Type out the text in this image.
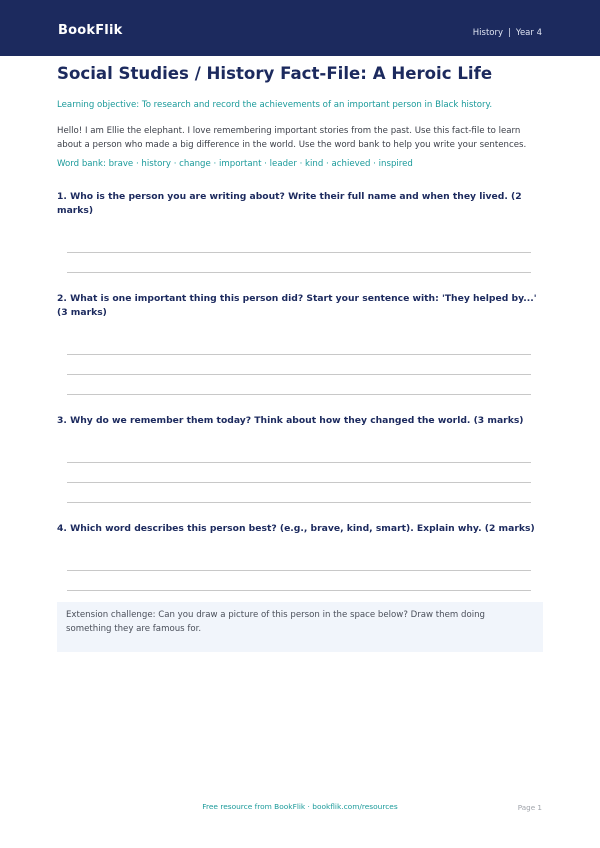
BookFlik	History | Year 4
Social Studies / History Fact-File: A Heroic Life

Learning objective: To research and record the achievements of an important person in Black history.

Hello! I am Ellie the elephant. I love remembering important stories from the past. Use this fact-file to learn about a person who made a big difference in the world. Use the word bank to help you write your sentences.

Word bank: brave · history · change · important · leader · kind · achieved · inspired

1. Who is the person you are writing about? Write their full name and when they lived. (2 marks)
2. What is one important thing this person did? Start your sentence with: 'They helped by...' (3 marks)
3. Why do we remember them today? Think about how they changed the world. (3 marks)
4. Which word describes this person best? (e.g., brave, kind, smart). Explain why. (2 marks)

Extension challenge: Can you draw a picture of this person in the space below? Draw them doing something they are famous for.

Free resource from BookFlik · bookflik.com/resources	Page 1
- - - - - - -
GIVEN REQUEST:
In the copy, include no pictures; restate the listing above exactly.

THE REPLY:
Type out the text in this image.
BookFlik	History | Year 4
Social Studies / History Fact-File: A Heroic Life

Learning objective: To research and record the achievements of an important person in Black history.

Hello! I am Ellie the elephant. I love remembering important stories from the past. Use this fact-file to learn about a person who made a big difference in the world. Use the word bank to help you write your sentences.

Word bank: brave · history · change · important · leader · kind · achieved · inspired

1. Who is the person you are writing about? Write their full name and when they lived. (2 marks)
2. What is one important thing this person did? Start your sentence with: 'They helped by...' (3 marks)
3. Why do we remember them today? Think about how they changed the world. (3 marks)
4. Which word describes this person best? (e.g., brave, kind, smart). Explain why. (2 marks)

Extension challenge: Can you draw a picture of this person in the space below? Draw them doing something they are famous for.

Free resource from BookFlik · bookflik.com/resources	Page 1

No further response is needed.